Records from a dataset
———
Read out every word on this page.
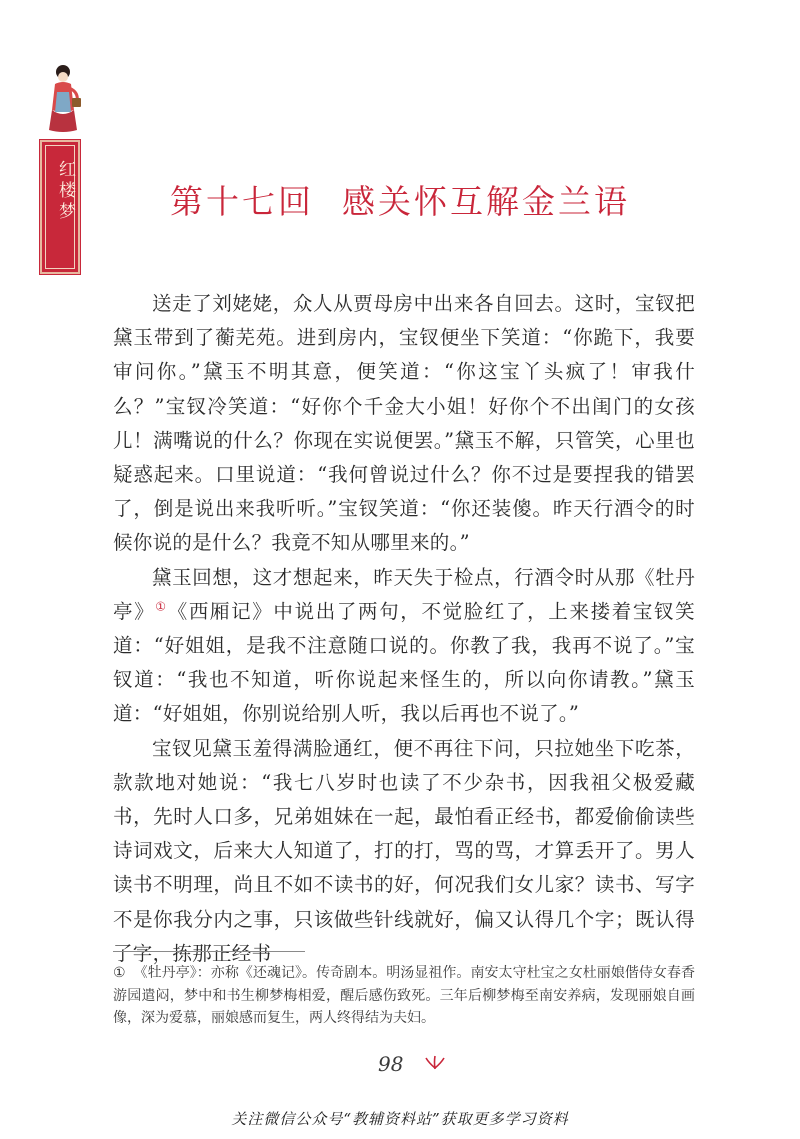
红楼梦	第十七回 感关怀互解金兰语

送走了刘姥姥，众人从贾母房中出来各自回去。这时，宝钗把黛玉带到了蘅芜苑。进到房内，宝钗便坐下笑道：“你跪下，我要审问你。”黛玉不明其意，便笑道：“你这宝丫头疯了！审我什么？”宝钗冷笑道：“好你个千金大小姐！好你个不出闺门的女孩儿！满嘴说的什么？你现在实说便罢。”黛玉不解，只管笑，心里也疑惑起来。口里说道：“我何曾说过什么？你不过是要捏我的错罢了，倒是说出来我听听。”宝钗笑道：“你还装傻。昨天行酒令的时候你说的是什么？我竟不知从哪里来的。”

黛玉回想，这才想起来，昨天失于检点，行酒令时从那《牡丹亭》①《西厢记》中说出了两句，不觉脸红了，上来搂着宝钗笑道：“好姐姐，是我不注意随口说的。你教了我，我再不说了。”宝钗道：“我也不知道，听你说起来怪生的，所以向你请教。”黛玉道：“好姐姐，你别说给别人听，我以后再也不说了。”

宝钗见黛玉羞得满脸通红，便不再往下问，只拉她坐下吃茶，款款地对她说：“我七八岁时也读了不少杂书，因我祖父极爱藏书，先时人口多，兄弟姐妹在一起，最怕看正经书，都爱偷偷读些诗词戏文，后来大人知道了，打的打，骂的骂，才算丢开了。男人读书不明理，尚且不如不读书的好，何况我们女儿家？读书、写字不是你我分内之事，只该做些针线就好，偏又认得几个字；既认得了字，拣那正经书

① 《牡丹亭》：亦称《还魂记》。传奇剧本。明汤显祖作。南安太守杜宝之女杜丽娘偕侍女春香游园遣闷，梦中和书生柳梦梅相爱，醒后感伤致死。三年后柳梦梅至南安养病，发现丽娘自画像，深为爱慕，丽娘感而复生，两人终得结为夫妇。
98
关注微信公众号“教辅资料站”获取更多学习资料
———
(DIRECTIONS FOR THIS TASK) Reproduce the material in full, word for word, and omit the pictures.

(RESULT OF THIS TASK)
Read out every word on this page.
红楼梦	第十七回 感关怀互解金兰语

送走了刘姥姥，众人从贾母房中出来各自回去。这时，宝钗把黛玉带到了蘅芜苑。进到房内，宝钗便坐下笑道：“你跪下，我要审问你。”黛玉不明其意，便笑道：“你这宝丫头疯了！审我什么？”宝钗冷笑道：“好你个千金大小姐！好你个不出闺门的女孩儿！满嘴说的什么？你现在实说便罢。”黛玉不解，只管笑，心里也疑惑起来。口里说道：“我何曾说过什么？你不过是要捏我的错罢了，倒是说出来我听听。”宝钗笑道：“你还装傻。昨天行酒令的时候你说的是什么？我竟不知从哪里来的。”

黛玉回想，这才想起来，昨天失于检点，行酒令时从那《牡丹亭》①《西厢记》中说出了两句，不觉脸红了，上来搂着宝钗笑道：“好姐姐，是我不注意随口说的。你教了我，我再不说了。”宝钗道：“我也不知道，听你说起来怪生的，所以向你请教。”黛玉道：“好姐姐，你别说给别人听，我以后再也不说了。”

宝钗见黛玉羞得满脸通红，便不再往下问，只拉她坐下吃茶，款款地对她说：“我七八岁时也读了不少杂书，因我祖父极爱藏书，先时人口多，兄弟姐妹在一起，最怕看正经书，都爱偷偷读些诗词戏文，后来大人知道了，打的打，骂的骂，才算丢开了。男人读书不明理，尚且不如不读书的好，何况我们女儿家？读书、写字不是你我分内之事，只该做些针线就好，偏又认得几个字；既认得了字，拣那正经书

① 《牡丹亭》：亦称《还魂记》。传奇剧本。明汤显祖作。南安太守杜宝之女杜丽娘偕侍女春香游园遣闷，梦中和书生柳梦梅相爱，醒后感伤致死。三年后柳梦梅至南安养病，发现丽娘自画像，深为爱慕，丽娘感而复生，两人终得结为夫妇。
98
关注微信公众号“教辅资料站”获取更多学习资料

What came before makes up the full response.